→ **STATED EXERCISE**
Are you able to retype all the records below exactly?

** start DATA SUPPLIED **

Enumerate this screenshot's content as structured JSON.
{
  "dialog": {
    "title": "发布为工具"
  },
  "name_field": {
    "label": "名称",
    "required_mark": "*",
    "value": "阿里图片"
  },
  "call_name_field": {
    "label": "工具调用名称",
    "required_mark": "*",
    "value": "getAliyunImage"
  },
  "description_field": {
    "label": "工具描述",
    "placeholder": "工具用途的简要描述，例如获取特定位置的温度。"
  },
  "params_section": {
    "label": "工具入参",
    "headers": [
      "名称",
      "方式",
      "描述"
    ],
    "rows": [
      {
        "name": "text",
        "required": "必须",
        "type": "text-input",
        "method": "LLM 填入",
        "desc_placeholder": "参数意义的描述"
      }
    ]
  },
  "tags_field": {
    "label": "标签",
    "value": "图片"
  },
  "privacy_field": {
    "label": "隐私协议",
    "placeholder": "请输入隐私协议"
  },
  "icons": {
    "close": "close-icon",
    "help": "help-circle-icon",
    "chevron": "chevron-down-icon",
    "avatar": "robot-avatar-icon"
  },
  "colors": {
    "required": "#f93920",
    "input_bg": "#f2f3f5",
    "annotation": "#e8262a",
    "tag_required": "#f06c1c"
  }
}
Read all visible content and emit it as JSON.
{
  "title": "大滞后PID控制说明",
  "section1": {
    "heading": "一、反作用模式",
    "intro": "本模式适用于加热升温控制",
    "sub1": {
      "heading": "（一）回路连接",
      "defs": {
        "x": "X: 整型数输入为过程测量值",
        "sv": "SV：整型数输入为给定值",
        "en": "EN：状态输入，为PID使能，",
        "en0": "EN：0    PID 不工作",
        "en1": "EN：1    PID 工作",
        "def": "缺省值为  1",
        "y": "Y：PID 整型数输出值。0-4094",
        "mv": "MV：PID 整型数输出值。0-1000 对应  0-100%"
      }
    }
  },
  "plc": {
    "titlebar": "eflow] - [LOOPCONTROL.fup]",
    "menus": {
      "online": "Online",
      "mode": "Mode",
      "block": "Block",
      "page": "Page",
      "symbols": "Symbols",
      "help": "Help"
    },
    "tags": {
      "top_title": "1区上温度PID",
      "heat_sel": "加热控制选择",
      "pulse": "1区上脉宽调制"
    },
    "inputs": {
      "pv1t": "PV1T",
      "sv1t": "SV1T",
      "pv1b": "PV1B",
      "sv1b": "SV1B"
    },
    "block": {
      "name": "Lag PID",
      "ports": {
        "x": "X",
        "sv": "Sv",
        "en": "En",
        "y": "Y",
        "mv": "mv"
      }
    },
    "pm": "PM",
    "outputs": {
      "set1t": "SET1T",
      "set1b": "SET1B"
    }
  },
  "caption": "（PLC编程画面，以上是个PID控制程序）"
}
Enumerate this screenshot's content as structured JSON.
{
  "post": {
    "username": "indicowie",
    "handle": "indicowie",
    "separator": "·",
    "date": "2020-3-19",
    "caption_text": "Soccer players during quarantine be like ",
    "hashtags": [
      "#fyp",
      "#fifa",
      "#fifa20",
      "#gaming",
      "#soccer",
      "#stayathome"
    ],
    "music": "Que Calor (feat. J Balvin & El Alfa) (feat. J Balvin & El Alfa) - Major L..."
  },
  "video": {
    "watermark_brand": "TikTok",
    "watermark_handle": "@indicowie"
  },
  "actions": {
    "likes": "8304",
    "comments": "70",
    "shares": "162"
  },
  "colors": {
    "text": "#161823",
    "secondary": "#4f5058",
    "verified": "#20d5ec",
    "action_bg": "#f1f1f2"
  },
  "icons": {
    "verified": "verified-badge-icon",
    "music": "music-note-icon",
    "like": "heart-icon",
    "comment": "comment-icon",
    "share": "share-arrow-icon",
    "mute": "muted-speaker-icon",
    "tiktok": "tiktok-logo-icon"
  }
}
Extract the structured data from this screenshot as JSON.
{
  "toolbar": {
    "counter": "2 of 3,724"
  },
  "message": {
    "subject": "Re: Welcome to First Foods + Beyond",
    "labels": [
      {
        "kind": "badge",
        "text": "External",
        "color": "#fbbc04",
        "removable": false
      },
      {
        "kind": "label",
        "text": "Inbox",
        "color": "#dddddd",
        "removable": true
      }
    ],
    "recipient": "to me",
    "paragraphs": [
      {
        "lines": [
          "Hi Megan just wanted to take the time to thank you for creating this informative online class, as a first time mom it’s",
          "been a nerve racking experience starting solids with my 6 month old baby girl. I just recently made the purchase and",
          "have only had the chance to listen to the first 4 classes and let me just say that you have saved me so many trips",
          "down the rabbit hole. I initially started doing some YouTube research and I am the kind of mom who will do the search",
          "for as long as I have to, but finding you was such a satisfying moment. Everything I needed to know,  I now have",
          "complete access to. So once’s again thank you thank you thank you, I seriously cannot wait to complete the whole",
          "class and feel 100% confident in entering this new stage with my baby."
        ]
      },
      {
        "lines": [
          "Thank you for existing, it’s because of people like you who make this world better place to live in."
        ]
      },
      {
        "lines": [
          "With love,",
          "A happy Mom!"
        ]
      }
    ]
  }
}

** end DATA SUPPLIED **

→ **RESULT BELOW**
Enumerate this screenshot's content as structured JSON.
{
  "dialog": {
    "title": "发布为工具"
  },
  "name_field": {
    "label": "名称",
    "required_mark": "*",
    "value": "阿里图片"
  },
  "call_name_field": {
    "label": "工具调用名称",
    "required_mark": "*",
    "value": "getAliyunImage"
  },
  "description_field": {
    "label": "工具描述",
    "placeholder": "工具用途的简要描述，例如获取特定位置的温度。"
  },
  "params_section": {
    "label": "工具入参",
    "headers": [
      "名称",
      "方式",
      "描述"
    ],
    "rows": [
      {
        "name": "text",
        "required": "必须",
        "type": "text-input",
        "method": "LLM 填入",
        "desc_placeholder": "参数意义的描述"
      }
    ]
  },
  "tags_field": {
    "label": "标签",
    "value": "图片"
  },
  "privacy_field": {
    "label": "隐私协议",
    "placeholder": "请输入隐私协议"
  },
  "icons": {
    "close": "close-icon",
    "help": "help-circle-icon",
    "chevron": "chevron-down-icon",
    "avatar": "robot-avatar-icon"
  },
  "colors": {
    "required": "#f93920",
    "input_bg": "#f2f3f5",
    "annotation": "#e8262a",
    "tag_required": "#f06c1c"
  }
}
Read all visible content and emit it as JSON.
{
  "title": "大滞后PID控制说明",
  "section1": {
    "heading": "一、反作用模式",
    "intro": "本模式适用于加热升温控制",
    "sub1": {
      "heading": "（一）回路连接",
      "defs": {
        "x": "X: 整型数输入为过程测量值",
        "sv": "SV：整型数输入为给定值",
        "en": "EN：状态输入，为PID使能，",
        "en0": "EN：0    PID 不工作",
        "en1": "EN：1    PID 工作",
        "def": "缺省值为  1",
        "y": "Y：PID 整型数输出值。0-4094",
        "mv": "MV：PID 整型数输出值。0-1000 对应  0-100%"
      }
    }
  },
  "plc": {
    "titlebar": "eflow] - [LOOPCONTROL.fup]",
    "menus": {
      "online": "Online",
      "mode": "Mode",
      "block": "Block",
      "page": "Page",
      "symbols": "Symbols",
      "help": "Help"
    },
    "tags": {
      "top_title": "1区上温度PID",
      "heat_sel": "加热控制选择",
      "pulse": "1区上脉宽调制"
    },
    "inputs": {
      "pv1t": "PV1T",
      "sv1t": "SV1T",
      "pv1b": "PV1B",
      "sv1b": "SV1B"
    },
    "block": {
      "name": "Lag PID",
      "ports": {
        "x": "X",
        "sv": "Sv",
        "en": "En",
        "y": "Y",
        "mv": "mv"
      }
    },
    "pm": "PM",
    "outputs": {
      "set1t": "SET1T",
      "set1b": "SET1B"
    }
  },
  "caption": "（PLC编程画面，以上是个PID控制程序）"
}
Enumerate this screenshot's content as structured JSON.
{
  "post": {
    "username": "indicowie",
    "handle": "indicowie",
    "separator": "·",
    "date": "2020-3-19",
    "caption_text": "Soccer players during quarantine be like ",
    "hashtags": [
      "#fyp",
      "#fifa",
      "#fifa20",
      "#gaming",
      "#soccer",
      "#stayathome"
    ],
    "music": "Que Calor (feat. J Balvin & El Alfa) (feat. J Balvin & El Alfa) - Major L..."
  },
  "video": {
    "watermark_brand": "TikTok",
    "watermark_handle": "@indicowie"
  },
  "actions": {
    "likes": "8304",
    "comments": "70",
    "shares": "162"
  },
  "colors": {
    "text": "#161823",
    "secondary": "#4f5058",
    "verified": "#20d5ec",
    "action_bg": "#f1f1f2"
  },
  "icons": {
    "verified": "verified-badge-icon",
    "music": "music-note-icon",
    "like": "heart-icon",
    "comment": "comment-icon",
    "share": "share-arrow-icon",
    "mute": "muted-speaker-icon",
    "tiktok": "tiktok-logo-icon"
  }
}
Extract the structured data from this screenshot as JSON.
{
  "toolbar": {
    "counter": "2 of 3,724"
  },
  "message": {
    "subject": "Re: Welcome to First Foods + Beyond",
    "labels": [
      {
        "kind": "badge",
        "text": "External",
        "color": "#fbbc04",
        "removable": false
      },
      {
        "kind": "label",
        "text": "Inbox",
        "color": "#dddddd",
        "removable": true
      }
    ],
    "recipient": "to me",
    "paragraphs": [
      {
        "lines": [
          "Hi Megan just wanted to take the time to thank you for creating this informative online class, as a first time mom it’s",
          "been a nerve racking experience starting solids with my 6 month old baby girl. I just recently made the purchase and",
          "have only had the chance to listen to the first 4 classes and let me just say that you have saved me so many trips",
          "down the rabbit hole. I initially started doing some YouTube research and I am the kind of mom who will do the search",
          "for as long as I have to, but finding you was such a satisfying moment. Everything I needed to know,  I now have",
          "complete access to. So once’s again thank you thank you thank you, I seriously cannot wait to complete the whole",
          "class and feel 100% confident in entering this new stage with my baby."
        ]
      },
      {
        "lines": [
          "Thank you for existing, it’s because of people like you who make this world better place to live in."
        ]
      },
      {
        "lines": [
          "With love,",
          "A happy Mom!"
        ]
      }
    ]
  }
}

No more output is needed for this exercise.